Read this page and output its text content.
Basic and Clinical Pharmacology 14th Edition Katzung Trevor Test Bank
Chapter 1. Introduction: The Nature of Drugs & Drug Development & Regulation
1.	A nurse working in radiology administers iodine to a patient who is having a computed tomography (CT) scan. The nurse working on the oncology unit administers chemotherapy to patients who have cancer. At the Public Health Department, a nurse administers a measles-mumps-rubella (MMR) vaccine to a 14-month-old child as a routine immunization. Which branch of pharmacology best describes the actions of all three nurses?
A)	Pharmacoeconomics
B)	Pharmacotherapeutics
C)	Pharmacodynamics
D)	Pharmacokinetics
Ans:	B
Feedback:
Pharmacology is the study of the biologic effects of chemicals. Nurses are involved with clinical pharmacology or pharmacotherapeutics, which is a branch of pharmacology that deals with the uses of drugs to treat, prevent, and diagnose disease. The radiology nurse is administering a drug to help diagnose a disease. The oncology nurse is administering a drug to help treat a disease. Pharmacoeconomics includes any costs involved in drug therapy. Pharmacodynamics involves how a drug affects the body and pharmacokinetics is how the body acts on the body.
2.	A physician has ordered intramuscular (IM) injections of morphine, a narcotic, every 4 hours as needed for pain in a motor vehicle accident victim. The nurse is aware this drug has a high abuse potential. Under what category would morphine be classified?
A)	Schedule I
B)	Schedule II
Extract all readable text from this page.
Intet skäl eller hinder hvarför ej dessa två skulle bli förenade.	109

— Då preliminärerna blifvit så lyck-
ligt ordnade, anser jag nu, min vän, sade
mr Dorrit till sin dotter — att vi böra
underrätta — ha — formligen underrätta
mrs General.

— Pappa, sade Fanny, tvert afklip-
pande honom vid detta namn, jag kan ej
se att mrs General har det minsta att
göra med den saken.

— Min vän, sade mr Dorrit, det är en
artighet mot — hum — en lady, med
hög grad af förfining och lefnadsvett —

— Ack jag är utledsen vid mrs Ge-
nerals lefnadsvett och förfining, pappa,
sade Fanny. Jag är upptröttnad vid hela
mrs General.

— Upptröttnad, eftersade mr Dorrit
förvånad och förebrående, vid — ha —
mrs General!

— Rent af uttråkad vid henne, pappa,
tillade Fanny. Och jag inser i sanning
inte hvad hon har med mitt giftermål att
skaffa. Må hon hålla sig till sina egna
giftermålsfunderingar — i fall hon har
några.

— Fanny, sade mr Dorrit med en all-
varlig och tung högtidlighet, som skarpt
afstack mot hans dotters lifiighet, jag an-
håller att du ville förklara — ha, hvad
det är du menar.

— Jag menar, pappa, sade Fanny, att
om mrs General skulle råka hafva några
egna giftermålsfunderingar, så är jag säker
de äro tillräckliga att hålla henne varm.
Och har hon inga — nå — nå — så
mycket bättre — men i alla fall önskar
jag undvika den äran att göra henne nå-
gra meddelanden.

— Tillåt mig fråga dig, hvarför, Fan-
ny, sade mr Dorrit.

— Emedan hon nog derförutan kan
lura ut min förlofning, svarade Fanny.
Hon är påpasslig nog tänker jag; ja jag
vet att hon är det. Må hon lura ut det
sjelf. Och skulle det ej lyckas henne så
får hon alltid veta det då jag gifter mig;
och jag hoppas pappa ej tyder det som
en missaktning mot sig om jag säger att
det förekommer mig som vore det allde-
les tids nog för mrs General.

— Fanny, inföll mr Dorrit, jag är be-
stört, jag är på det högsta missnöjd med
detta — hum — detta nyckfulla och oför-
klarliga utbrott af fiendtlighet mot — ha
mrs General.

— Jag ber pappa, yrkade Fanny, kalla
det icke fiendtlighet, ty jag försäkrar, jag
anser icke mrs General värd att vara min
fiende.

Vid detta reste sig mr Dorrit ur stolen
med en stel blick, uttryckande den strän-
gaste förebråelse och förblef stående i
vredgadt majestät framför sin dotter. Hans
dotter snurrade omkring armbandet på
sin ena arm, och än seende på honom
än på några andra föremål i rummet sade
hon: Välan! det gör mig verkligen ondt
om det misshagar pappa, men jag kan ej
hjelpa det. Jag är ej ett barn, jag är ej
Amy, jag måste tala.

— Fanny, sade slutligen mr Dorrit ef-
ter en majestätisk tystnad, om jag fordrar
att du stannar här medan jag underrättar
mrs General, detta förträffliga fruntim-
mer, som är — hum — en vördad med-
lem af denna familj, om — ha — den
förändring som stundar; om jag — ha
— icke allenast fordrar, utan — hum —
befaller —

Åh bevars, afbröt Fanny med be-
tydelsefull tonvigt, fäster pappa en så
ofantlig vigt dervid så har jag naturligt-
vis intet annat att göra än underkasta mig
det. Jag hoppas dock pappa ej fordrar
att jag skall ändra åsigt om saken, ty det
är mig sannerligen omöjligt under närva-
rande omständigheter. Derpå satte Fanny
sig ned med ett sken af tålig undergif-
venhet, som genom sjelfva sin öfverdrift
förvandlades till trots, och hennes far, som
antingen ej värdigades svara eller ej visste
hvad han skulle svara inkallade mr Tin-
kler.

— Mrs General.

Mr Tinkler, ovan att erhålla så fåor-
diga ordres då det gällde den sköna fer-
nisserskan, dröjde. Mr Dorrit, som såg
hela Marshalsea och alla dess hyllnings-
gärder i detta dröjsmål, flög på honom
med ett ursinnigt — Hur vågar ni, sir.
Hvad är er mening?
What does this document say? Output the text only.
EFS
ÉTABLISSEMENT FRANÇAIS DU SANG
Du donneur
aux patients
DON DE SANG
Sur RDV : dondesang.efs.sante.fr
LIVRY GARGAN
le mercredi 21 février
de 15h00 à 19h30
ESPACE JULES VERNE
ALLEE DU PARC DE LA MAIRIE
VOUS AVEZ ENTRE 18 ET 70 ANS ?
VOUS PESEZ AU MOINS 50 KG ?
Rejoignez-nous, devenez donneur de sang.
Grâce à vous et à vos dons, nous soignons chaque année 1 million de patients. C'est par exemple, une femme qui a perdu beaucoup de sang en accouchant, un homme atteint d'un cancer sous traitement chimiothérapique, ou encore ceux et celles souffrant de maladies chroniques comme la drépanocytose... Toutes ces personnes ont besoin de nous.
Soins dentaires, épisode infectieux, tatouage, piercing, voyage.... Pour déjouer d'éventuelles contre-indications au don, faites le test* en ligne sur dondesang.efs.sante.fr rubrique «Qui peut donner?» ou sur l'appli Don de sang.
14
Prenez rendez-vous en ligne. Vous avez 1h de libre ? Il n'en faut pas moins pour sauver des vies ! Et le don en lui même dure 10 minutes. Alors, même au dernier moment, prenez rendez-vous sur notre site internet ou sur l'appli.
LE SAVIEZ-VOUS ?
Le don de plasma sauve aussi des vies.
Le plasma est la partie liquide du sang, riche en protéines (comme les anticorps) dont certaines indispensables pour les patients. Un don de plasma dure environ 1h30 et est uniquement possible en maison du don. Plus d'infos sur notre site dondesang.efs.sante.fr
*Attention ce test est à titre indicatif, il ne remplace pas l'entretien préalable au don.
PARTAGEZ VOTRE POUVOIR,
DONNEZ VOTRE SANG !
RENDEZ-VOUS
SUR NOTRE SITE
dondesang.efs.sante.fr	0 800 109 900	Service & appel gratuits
────────────────
> _Task requirements_:
The answer must be every line of the data that holds the word "branch".

> _Answer for the task_:
1.	A nurse working in radiology administers iodine to a patient who is having a computed tomography (CT) scan. The nurse working on the oncology unit administers chemotherapy to patients who have cancer. At the Public Health Department, a nurse administers a measles-mumps-rubella (MMR) vaccine to a 14-month-old child as a routine immunization. Which branch of pharmacology best describes the actions of all three nurses?
Pharmacology is the study of the biologic effects of chemicals. Nurses are involved with clinical pharmacology or pharmacotherapeutics, which is a branch of pharmacology that deals with the uses of drugs to treat, prevent, and diagnose disease. The radiology nurse is administering a drug to help diagnose a disease. The oncology nurse is administering a drug to help treat a disease. Pharmacoeconomics includes any costs involved in drug therapy. Pharmacodynamics involves how a drug affects the body and pharmacokinetics is how the body acts on the body.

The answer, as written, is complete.